* Set task *
Where the data below has the string "name", return the whole line.

Dataset rows
◆ ◆ ◆
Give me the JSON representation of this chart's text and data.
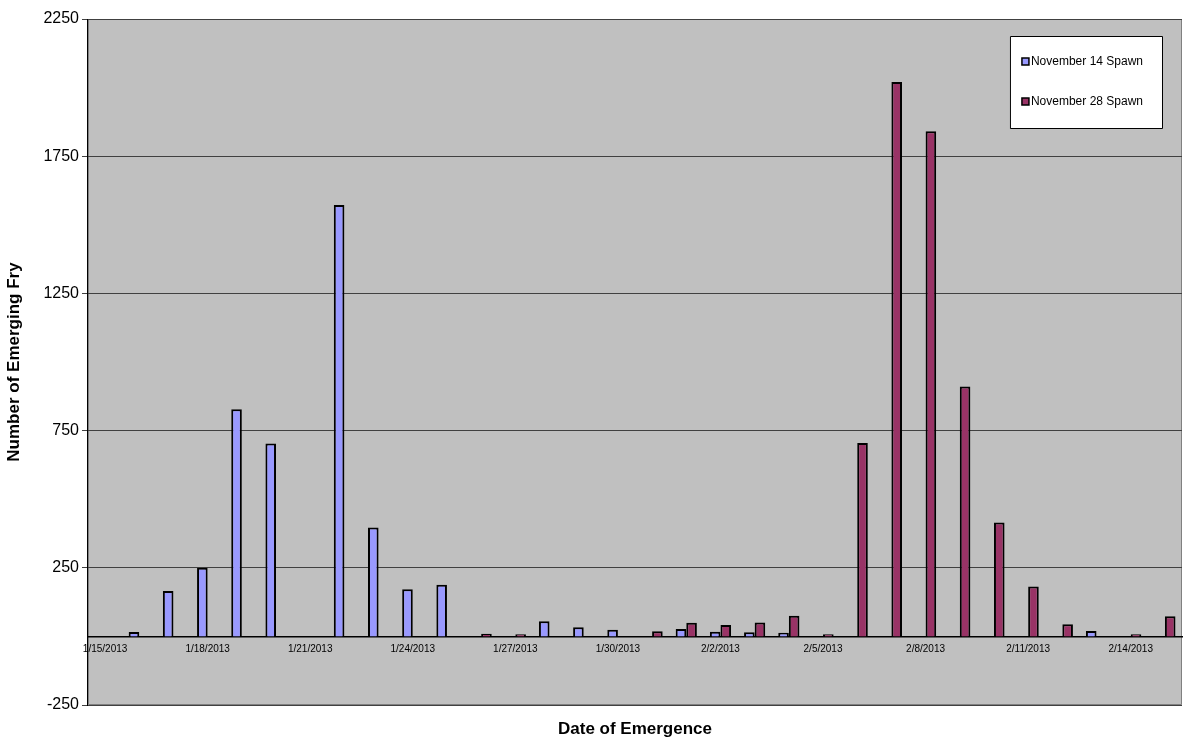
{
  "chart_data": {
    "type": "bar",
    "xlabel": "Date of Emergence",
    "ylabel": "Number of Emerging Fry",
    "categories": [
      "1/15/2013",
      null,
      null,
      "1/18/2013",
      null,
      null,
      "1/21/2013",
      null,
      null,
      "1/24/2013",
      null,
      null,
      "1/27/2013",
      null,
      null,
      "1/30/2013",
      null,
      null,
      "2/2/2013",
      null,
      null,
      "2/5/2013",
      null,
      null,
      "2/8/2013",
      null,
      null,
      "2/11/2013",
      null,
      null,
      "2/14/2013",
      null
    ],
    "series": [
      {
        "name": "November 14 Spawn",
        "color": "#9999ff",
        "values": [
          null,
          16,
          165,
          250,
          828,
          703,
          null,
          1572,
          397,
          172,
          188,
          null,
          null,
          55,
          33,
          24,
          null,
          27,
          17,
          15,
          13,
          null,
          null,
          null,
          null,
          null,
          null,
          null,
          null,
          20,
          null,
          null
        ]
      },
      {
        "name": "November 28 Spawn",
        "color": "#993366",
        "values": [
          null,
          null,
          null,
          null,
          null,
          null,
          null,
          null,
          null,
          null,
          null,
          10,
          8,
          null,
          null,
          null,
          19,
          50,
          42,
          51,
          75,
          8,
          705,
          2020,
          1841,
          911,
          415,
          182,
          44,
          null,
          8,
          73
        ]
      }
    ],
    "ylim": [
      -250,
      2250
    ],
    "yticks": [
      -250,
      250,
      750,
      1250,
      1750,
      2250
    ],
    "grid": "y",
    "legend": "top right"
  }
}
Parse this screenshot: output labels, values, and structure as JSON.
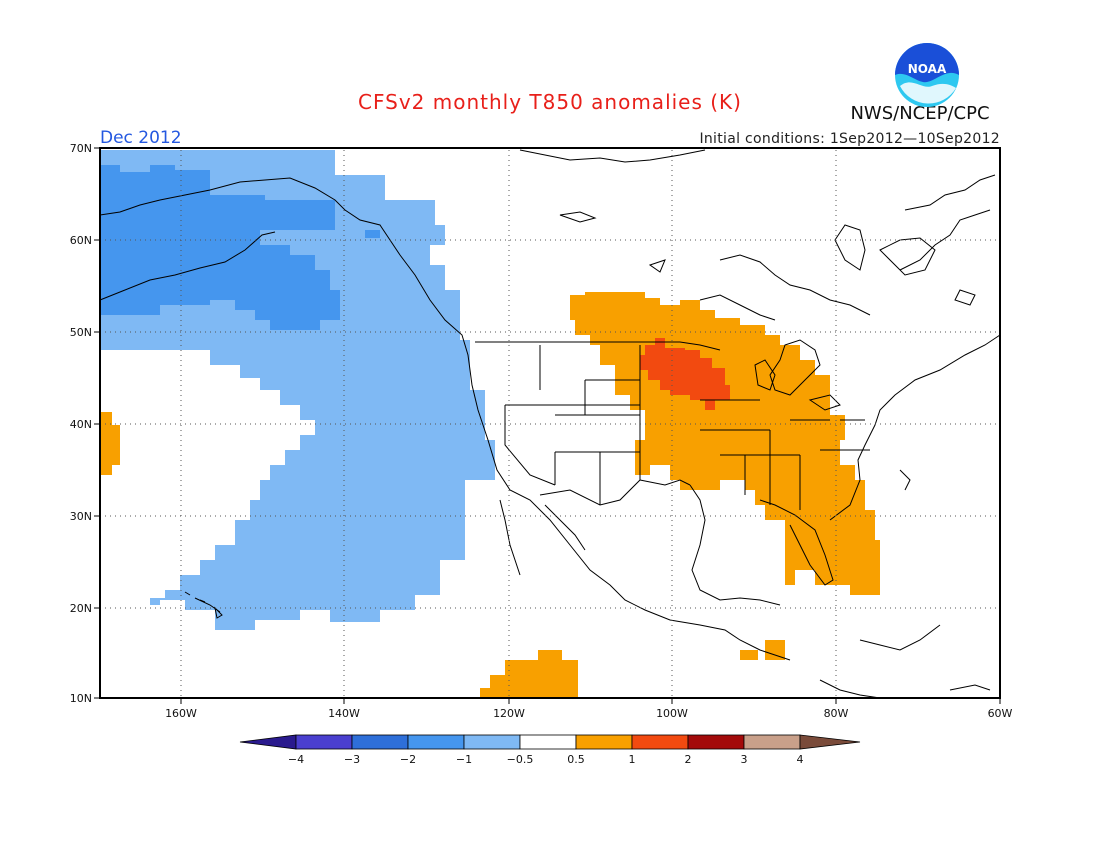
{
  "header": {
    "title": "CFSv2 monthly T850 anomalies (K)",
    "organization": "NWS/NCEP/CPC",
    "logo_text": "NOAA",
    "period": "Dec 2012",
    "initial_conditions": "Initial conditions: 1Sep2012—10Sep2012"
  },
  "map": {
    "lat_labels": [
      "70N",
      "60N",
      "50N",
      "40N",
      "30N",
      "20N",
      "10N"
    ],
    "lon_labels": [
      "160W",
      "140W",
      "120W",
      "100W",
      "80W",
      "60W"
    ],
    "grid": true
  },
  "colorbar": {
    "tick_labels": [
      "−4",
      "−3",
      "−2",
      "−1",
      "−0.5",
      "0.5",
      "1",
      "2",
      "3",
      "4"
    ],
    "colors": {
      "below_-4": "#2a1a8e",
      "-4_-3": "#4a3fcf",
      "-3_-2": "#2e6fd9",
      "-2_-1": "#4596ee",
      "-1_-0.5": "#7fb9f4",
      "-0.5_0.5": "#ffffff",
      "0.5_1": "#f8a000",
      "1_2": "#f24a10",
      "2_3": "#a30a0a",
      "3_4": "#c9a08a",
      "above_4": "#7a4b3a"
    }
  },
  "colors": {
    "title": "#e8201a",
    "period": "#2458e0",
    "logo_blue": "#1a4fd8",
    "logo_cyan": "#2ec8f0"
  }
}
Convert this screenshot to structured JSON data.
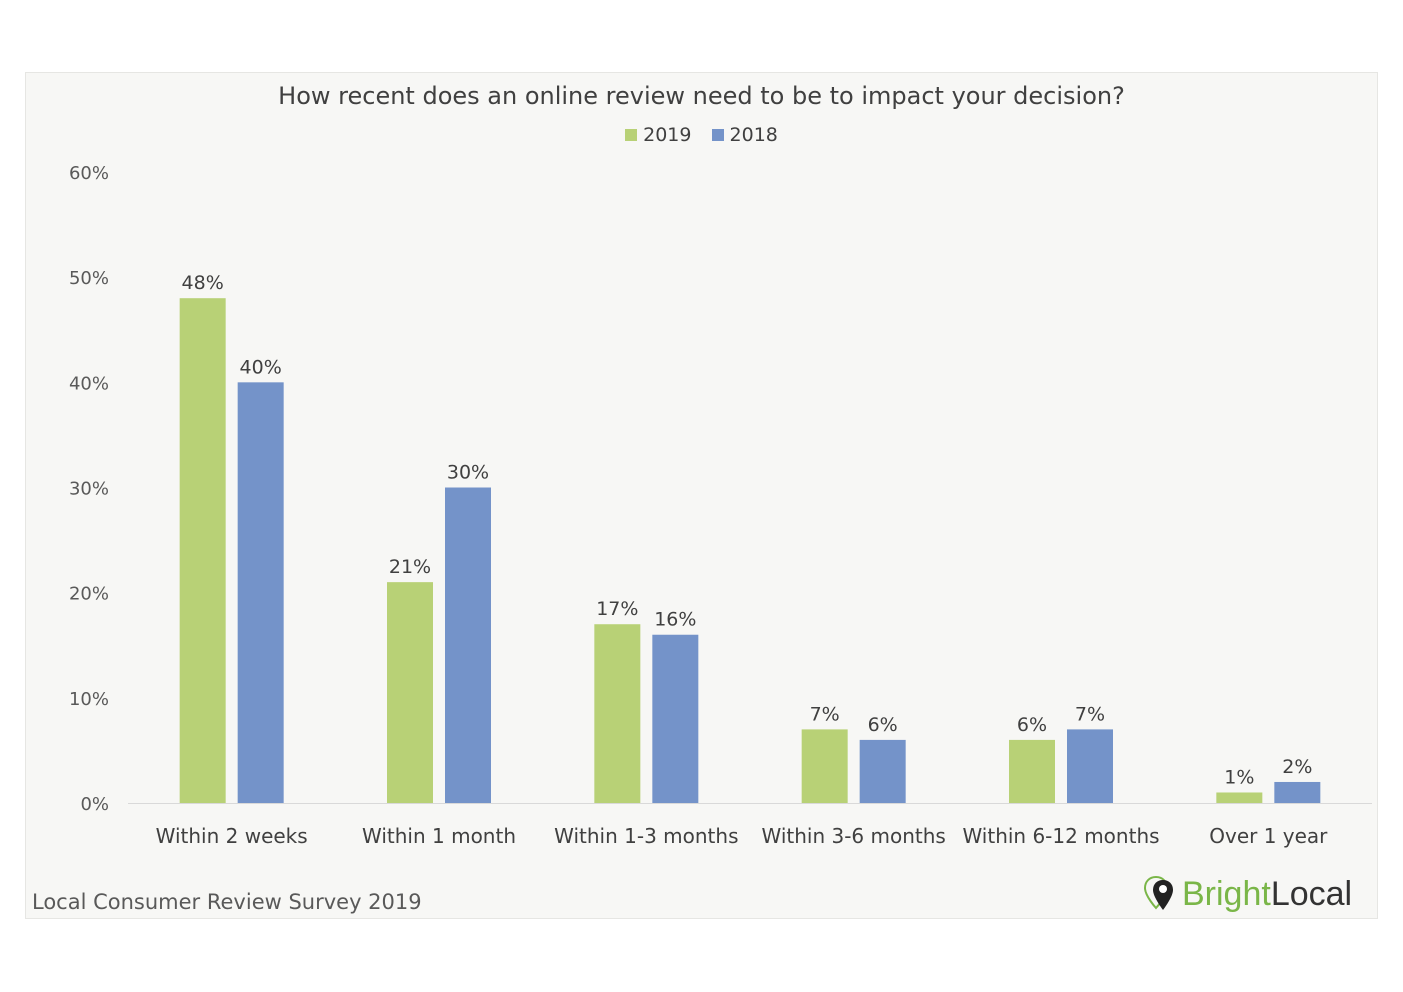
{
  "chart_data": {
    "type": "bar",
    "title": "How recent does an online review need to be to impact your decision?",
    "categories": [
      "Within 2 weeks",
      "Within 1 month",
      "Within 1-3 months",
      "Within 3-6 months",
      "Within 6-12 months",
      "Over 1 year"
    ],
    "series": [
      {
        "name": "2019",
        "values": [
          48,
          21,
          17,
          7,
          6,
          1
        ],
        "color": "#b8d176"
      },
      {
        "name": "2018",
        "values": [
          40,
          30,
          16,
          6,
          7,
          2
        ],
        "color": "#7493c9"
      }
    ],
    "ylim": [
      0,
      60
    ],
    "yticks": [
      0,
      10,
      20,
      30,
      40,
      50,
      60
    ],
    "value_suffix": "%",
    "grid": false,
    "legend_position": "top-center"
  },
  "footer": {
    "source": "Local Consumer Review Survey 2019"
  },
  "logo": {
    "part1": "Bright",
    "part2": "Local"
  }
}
◆ ◆ ◆
* Response to the exercise *
        "name": "November 14 Spawn",
        "name": "November 28 Spawn",
        "name": "2019",
        "name": "2018",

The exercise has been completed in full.